> [SET PROBLEM]: Copy the material that follows word for word and omit its pictures.

(Data entries for graphics)
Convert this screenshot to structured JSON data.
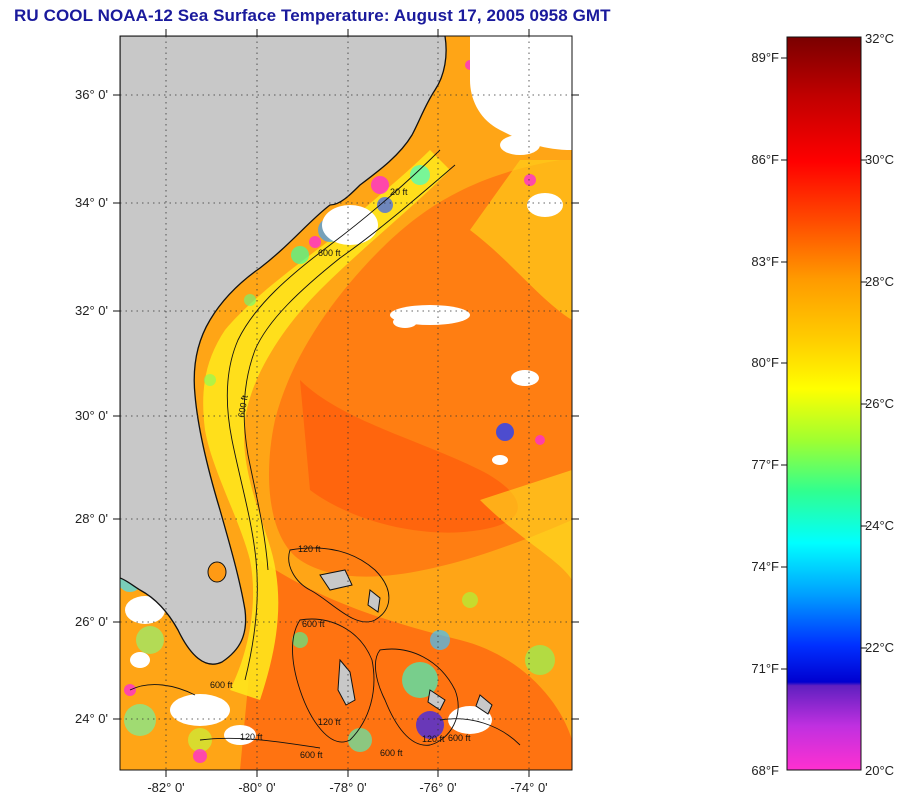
{
  "header": {
    "title": "RU COOL  NOAA-12  Sea Surface Temperature:  August 17, 2005 0958 GMT"
  },
  "map": {
    "lat_labels": [
      "36° 0'",
      "34° 0'",
      "32° 0'",
      "30° 0'",
      "28° 0'",
      "26° 0'",
      "24° 0'"
    ],
    "lon_labels": [
      "-82° 0'",
      "-80° 0'",
      "-78° 0'",
      "-76° 0'",
      "-74° 0'"
    ],
    "bathymetry_labels": [
      "600 ft",
      "600 ft",
      "120 ft",
      "600 ft",
      "120 ft",
      "600 ft",
      "120 ft",
      "600 ft",
      "600 ft",
      "120 ft",
      "600 ft",
      "20 ft"
    ],
    "colors": {
      "land": "#c8c8c8",
      "cloud": "#ffffff",
      "sst_main": "#ff7a10",
      "sst_warm": "#ff5a0a",
      "sst_shelf": "#ffe21a",
      "sst_cool": "#3cff9a"
    }
  },
  "colorbar": {
    "fahrenheit_labels": [
      "89°F",
      "86°F",
      "83°F",
      "80°F",
      "77°F",
      "74°F",
      "71°F",
      "68°F"
    ],
    "celsius_labels": [
      "32°C",
      "30°C",
      "28°C",
      "26°C",
      "24°C",
      "22°C",
      "20°C"
    ]
  }
}
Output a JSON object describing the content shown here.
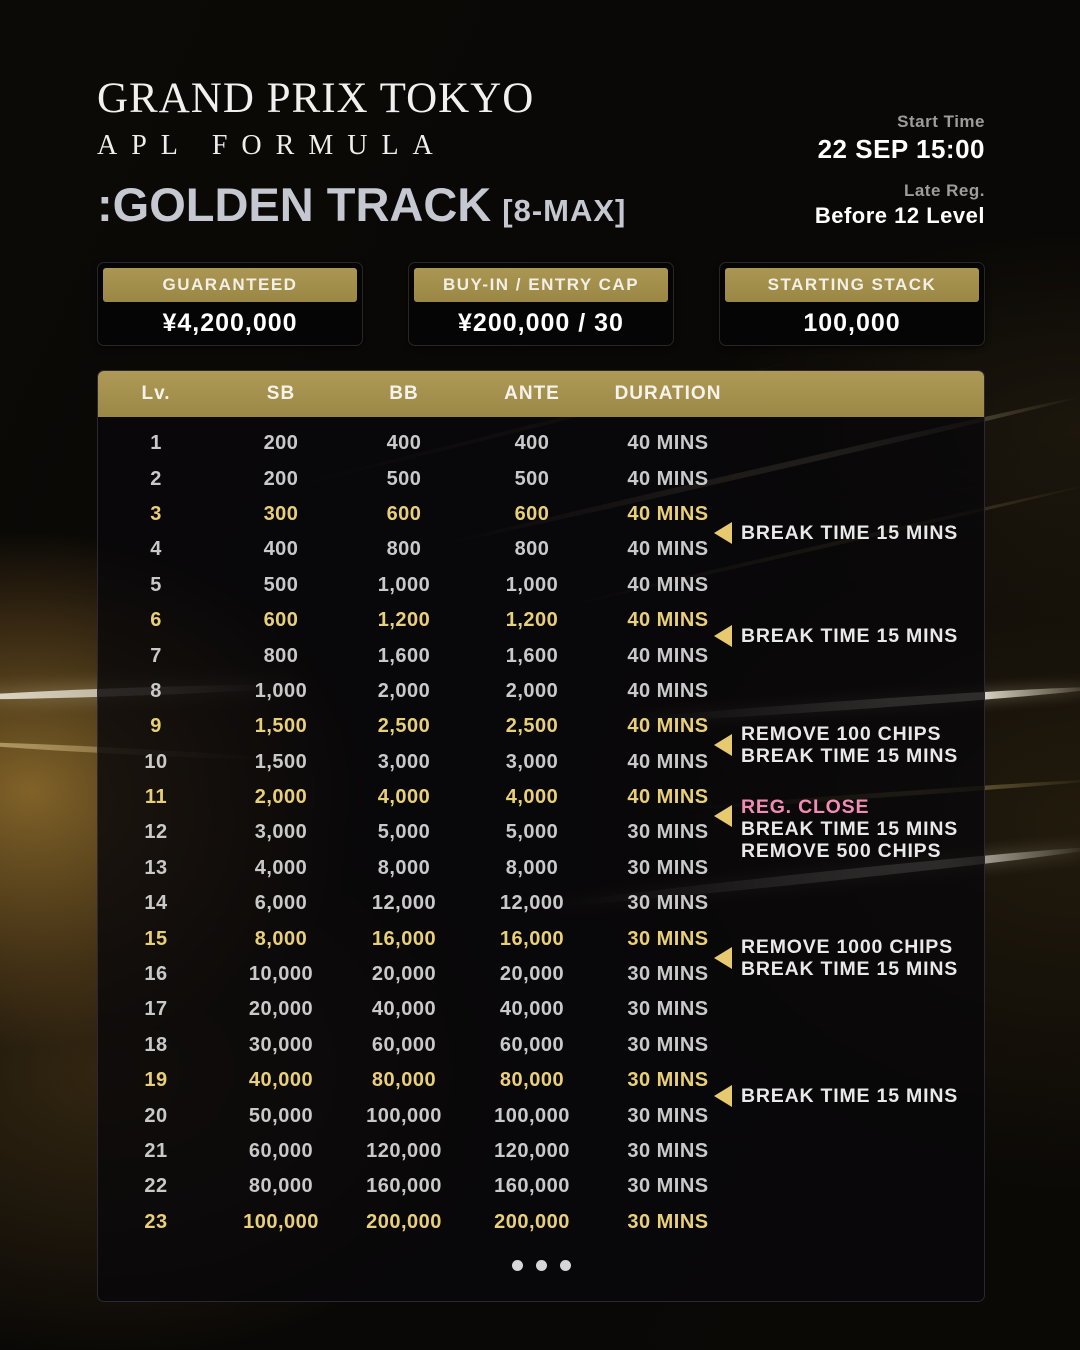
{
  "header": {
    "title_line1": "GRAND PRIX TOKYO",
    "title_line2": "APL FORMULA",
    "event_name": ":GOLDEN TRACK",
    "event_format": "[8-MAX]",
    "start_time_label": "Start Time",
    "start_time_value": "22 SEP 15:00",
    "late_reg_label": "Late Reg.",
    "late_reg_value": "Before 12 Level"
  },
  "info_boxes": [
    {
      "label": "GUARANTEED",
      "value": "¥4,200,000"
    },
    {
      "label": "BUY-IN / ENTRY CAP",
      "value": "¥200,000 / 30"
    },
    {
      "label": "STARTING STACK",
      "value": "100,000"
    }
  ],
  "structure_table": {
    "columns": [
      "Lv.",
      "SB",
      "BB",
      "ANTE",
      "DURATION"
    ],
    "rows": [
      {
        "lv": "1",
        "sb": "200",
        "bb": "400",
        "ante": "400",
        "duration": "40 MINS",
        "highlight": false
      },
      {
        "lv": "2",
        "sb": "200",
        "bb": "500",
        "ante": "500",
        "duration": "40 MINS",
        "highlight": false
      },
      {
        "lv": "3",
        "sb": "300",
        "bb": "600",
        "ante": "600",
        "duration": "40 MINS",
        "highlight": true
      },
      {
        "lv": "4",
        "sb": "400",
        "bb": "800",
        "ante": "800",
        "duration": "40 MINS",
        "highlight": false
      },
      {
        "lv": "5",
        "sb": "500",
        "bb": "1,000",
        "ante": "1,000",
        "duration": "40 MINS",
        "highlight": false
      },
      {
        "lv": "6",
        "sb": "600",
        "bb": "1,200",
        "ante": "1,200",
        "duration": "40 MINS",
        "highlight": true
      },
      {
        "lv": "7",
        "sb": "800",
        "bb": "1,600",
        "ante": "1,600",
        "duration": "40 MINS",
        "highlight": false
      },
      {
        "lv": "8",
        "sb": "1,000",
        "bb": "2,000",
        "ante": "2,000",
        "duration": "40 MINS",
        "highlight": false
      },
      {
        "lv": "9",
        "sb": "1,500",
        "bb": "2,500",
        "ante": "2,500",
        "duration": "40 MINS",
        "highlight": true
      },
      {
        "lv": "10",
        "sb": "1,500",
        "bb": "3,000",
        "ante": "3,000",
        "duration": "40 MINS",
        "highlight": false
      },
      {
        "lv": "11",
        "sb": "2,000",
        "bb": "4,000",
        "ante": "4,000",
        "duration": "40 MINS",
        "highlight": true
      },
      {
        "lv": "12",
        "sb": "3,000",
        "bb": "5,000",
        "ante": "5,000",
        "duration": "30 MINS",
        "highlight": false
      },
      {
        "lv": "13",
        "sb": "4,000",
        "bb": "8,000",
        "ante": "8,000",
        "duration": "30 MINS",
        "highlight": false
      },
      {
        "lv": "14",
        "sb": "6,000",
        "bb": "12,000",
        "ante": "12,000",
        "duration": "30 MINS",
        "highlight": false
      },
      {
        "lv": "15",
        "sb": "8,000",
        "bb": "16,000",
        "ante": "16,000",
        "duration": "30 MINS",
        "highlight": true
      },
      {
        "lv": "16",
        "sb": "10,000",
        "bb": "20,000",
        "ante": "20,000",
        "duration": "30 MINS",
        "highlight": false
      },
      {
        "lv": "17",
        "sb": "20,000",
        "bb": "40,000",
        "ante": "40,000",
        "duration": "30 MINS",
        "highlight": false
      },
      {
        "lv": "18",
        "sb": "30,000",
        "bb": "60,000",
        "ante": "60,000",
        "duration": "30 MINS",
        "highlight": false
      },
      {
        "lv": "19",
        "sb": "40,000",
        "bb": "80,000",
        "ante": "80,000",
        "duration": "30 MINS",
        "highlight": true
      },
      {
        "lv": "20",
        "sb": "50,000",
        "bb": "100,000",
        "ante": "100,000",
        "duration": "30 MINS",
        "highlight": false
      },
      {
        "lv": "21",
        "sb": "60,000",
        "bb": "120,000",
        "ante": "120,000",
        "duration": "30 MINS",
        "highlight": false
      },
      {
        "lv": "22",
        "sb": "80,000",
        "bb": "160,000",
        "ante": "160,000",
        "duration": "30 MINS",
        "highlight": false
      },
      {
        "lv": "23",
        "sb": "100,000",
        "bb": "200,000",
        "ante": "200,000",
        "duration": "30 MINS",
        "highlight": true
      }
    ],
    "more_dots": 3
  },
  "annotations": [
    {
      "after_level": 3,
      "lines": [
        {
          "text": "BREAK TIME 15 MINS",
          "style": "normal"
        }
      ]
    },
    {
      "after_level": 6,
      "lines": [
        {
          "text": "BREAK TIME 15 MINS",
          "style": "normal"
        }
      ]
    },
    {
      "after_level": 9,
      "lines": [
        {
          "text": "REMOVE 100 CHIPS",
          "style": "normal"
        },
        {
          "text": "BREAK TIME 15 MINS",
          "style": "normal"
        }
      ]
    },
    {
      "after_level": 11,
      "lines": [
        {
          "text": "REG. CLOSE",
          "style": "pink"
        },
        {
          "text": "BREAK TIME 15 MINS",
          "style": "normal"
        },
        {
          "text": "REMOVE 500 CHIPS",
          "style": "normal"
        }
      ]
    },
    {
      "after_level": 15,
      "lines": [
        {
          "text": "REMOVE 1000 CHIPS",
          "style": "normal"
        },
        {
          "text": "BREAK TIME 15 MINS",
          "style": "normal"
        }
      ]
    },
    {
      "after_level": 19,
      "lines": [
        {
          "text": "BREAK TIME 15 MINS",
          "style": "normal"
        }
      ]
    }
  ],
  "colors": {
    "gold_bar": "#a5914f",
    "gold_text": "#e9cf78",
    "row_text": "#c9c9c9",
    "pink": "#f28cb4",
    "silver_title": "#c5c8d1",
    "background": "#0a0806"
  }
}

> [ANSWER TO THE TASK]:
Convert this screenshot to structured JSON data.
{
  "header": {
    "title": "RU COOL  NOAA-12  Sea Surface Temperature:  August 17, 2005 0958 GMT"
  },
  "map": {
    "lat_labels": [
      "36° 0'",
      "34° 0'",
      "32° 0'",
      "30° 0'",
      "28° 0'",
      "26° 0'",
      "24° 0'"
    ],
    "lon_labels": [
      "-82° 0'",
      "-80° 0'",
      "-78° 0'",
      "-76° 0'",
      "-74° 0'"
    ],
    "bathymetry_labels": [
      "600 ft",
      "600 ft",
      "120 ft",
      "600 ft",
      "120 ft",
      "600 ft",
      "120 ft",
      "600 ft",
      "600 ft",
      "120 ft",
      "600 ft",
      "20 ft"
    ],
    "colors": {
      "land": "#c8c8c8",
      "cloud": "#ffffff",
      "sst_main": "#ff7a10",
      "sst_warm": "#ff5a0a",
      "sst_shelf": "#ffe21a",
      "sst_cool": "#3cff9a"
    }
  },
  "colorbar": {
    "fahrenheit_labels": [
      "89°F",
      "86°F",
      "83°F",
      "80°F",
      "77°F",
      "74°F",
      "71°F",
      "68°F"
    ],
    "celsius_labels": [
      "32°C",
      "30°C",
      "28°C",
      "26°C",
      "24°C",
      "22°C",
      "20°C"
    ]
  }
}
Output a JSON object describing the content shown here.
{
  "header": {
    "title_line1": "GRAND PRIX TOKYO",
    "title_line2": "APL FORMULA",
    "event_name": ":GOLDEN TRACK",
    "event_format": "[8-MAX]",
    "start_time_label": "Start Time",
    "start_time_value": "22 SEP 15:00",
    "late_reg_label": "Late Reg.",
    "late_reg_value": "Before 12 Level"
  },
  "info_boxes": [
    {
      "label": "GUARANTEED",
      "value": "¥4,200,000"
    },
    {
      "label": "BUY-IN / ENTRY CAP",
      "value": "¥200,000 / 30"
    },
    {
      "label": "STARTING STACK",
      "value": "100,000"
    }
  ],
  "structure_table": {
    "columns": [
      "Lv.",
      "SB",
      "BB",
      "ANTE",
      "DURATION"
    ],
    "rows": [
      {
        "lv": "1",
        "sb": "200",
        "bb": "400",
        "ante": "400",
        "duration": "40 MINS",
        "highlight": false
      },
      {
        "lv": "2",
        "sb": "200",
        "bb": "500",
        "ante": "500",
        "duration": "40 MINS",
        "highlight": false
      },
      {
        "lv": "3",
        "sb": "300",
        "bb": "600",
        "ante": "600",
        "duration": "40 MINS",
        "highlight": true
      },
      {
        "lv": "4",
        "sb": "400",
        "bb": "800",
        "ante": "800",
        "duration": "40 MINS",
        "highlight": false
      },
      {
        "lv": "5",
        "sb": "500",
        "bb": "1,000",
        "ante": "1,000",
        "duration": "40 MINS",
        "highlight": false
      },
      {
        "lv": "6",
        "sb": "600",
        "bb": "1,200",
        "ante": "1,200",
        "duration": "40 MINS",
        "highlight": true
      },
      {
        "lv": "7",
        "sb": "800",
        "bb": "1,600",
        "ante": "1,600",
        "duration": "40 MINS",
        "highlight": false
      },
      {
        "lv": "8",
        "sb": "1,000",
        "bb": "2,000",
        "ante": "2,000",
        "duration": "40 MINS",
        "highlight": false
      },
      {
        "lv": "9",
        "sb": "1,500",
        "bb": "2,500",
        "ante": "2,500",
        "duration": "40 MINS",
        "highlight": true
      },
      {
        "lv": "10",
        "sb": "1,500",
        "bb": "3,000",
        "ante": "3,000",
        "duration": "40 MINS",
        "highlight": false
      },
      {
        "lv": "11",
        "sb": "2,000",
        "bb": "4,000",
        "ante": "4,000",
        "duration": "40 MINS",
        "highlight": true
      },
      {
        "lv": "12",
        "sb": "3,000",
        "bb": "5,000",
        "ante": "5,000",
        "duration": "30 MINS",
        "highlight": false
      },
      {
        "lv": "13",
        "sb": "4,000",
        "bb": "8,000",
        "ante": "8,000",
        "duration": "30 MINS",
        "highlight": false
      },
      {
        "lv": "14",
        "sb": "6,000",
        "bb": "12,000",
        "ante": "12,000",
        "duration": "30 MINS",
        "highlight": false
      },
      {
        "lv": "15",
        "sb": "8,000",
        "bb": "16,000",
        "ante": "16,000",
        "duration": "30 MINS",
        "highlight": true
      },
      {
        "lv": "16",
        "sb": "10,000",
        "bb": "20,000",
        "ante": "20,000",
        "duration": "30 MINS",
        "highlight": false
      },
      {
        "lv": "17",
        "sb": "20,000",
        "bb": "40,000",
        "ante": "40,000",
        "duration": "30 MINS",
        "highlight": false
      },
      {
        "lv": "18",
        "sb": "30,000",
        "bb": "60,000",
        "ante": "60,000",
        "duration": "30 MINS",
        "highlight": false
      },
      {
        "lv": "19",
        "sb": "40,000",
        "bb": "80,000",
        "ante": "80,000",
        "duration": "30 MINS",
        "highlight": true
      },
      {
        "lv": "20",
        "sb": "50,000",
        "bb": "100,000",
        "ante": "100,000",
        "duration": "30 MINS",
        "highlight": false
      },
      {
        "lv": "21",
        "sb": "60,000",
        "bb": "120,000",
        "ante": "120,000",
        "duration": "30 MINS",
        "highlight": false
      },
      {
        "lv": "22",
        "sb": "80,000",
        "bb": "160,000",
        "ante": "160,000",
        "duration": "30 MINS",
        "highlight": false
      },
      {
        "lv": "23",
        "sb": "100,000",
        "bb": "200,000",
        "ante": "200,000",
        "duration": "30 MINS",
        "highlight": true
      }
    ],
    "more_dots": 3
  },
  "annotations": [
    {
      "after_level": 3,
      "lines": [
        {
          "text": "BREAK TIME 15 MINS",
          "style": "normal"
        }
      ]
    },
    {
      "after_level": 6,
      "lines": [
        {
          "text": "BREAK TIME 15 MINS",
          "style": "normal"
        }
      ]
    },
    {
      "after_level": 9,
      "lines": [
        {
          "text": "REMOVE 100 CHIPS",
          "style": "normal"
        },
        {
          "text": "BREAK TIME 15 MINS",
          "style": "normal"
        }
      ]
    },
    {
      "after_level": 11,
      "lines": [
        {
          "text": "REG. CLOSE",
          "style": "pink"
        },
        {
          "text": "BREAK TIME 15 MINS",
          "style": "normal"
        },
        {
          "text": "REMOVE 500 CHIPS",
          "style": "normal"
        }
      ]
    },
    {
      "after_level": 15,
      "lines": [
        {
          "text": "REMOVE 1000 CHIPS",
          "style": "normal"
        },
        {
          "text": "BREAK TIME 15 MINS",
          "style": "normal"
        }
      ]
    },
    {
      "after_level": 19,
      "lines": [
        {
          "text": "BREAK TIME 15 MINS",
          "style": "normal"
        }
      ]
    }
  ],
  "colors": {
    "gold_bar": "#a5914f",
    "gold_text": "#e9cf78",
    "row_text": "#c9c9c9",
    "pink": "#f28cb4",
    "silver_title": "#c5c8d1",
    "background": "#0a0806"
  }
}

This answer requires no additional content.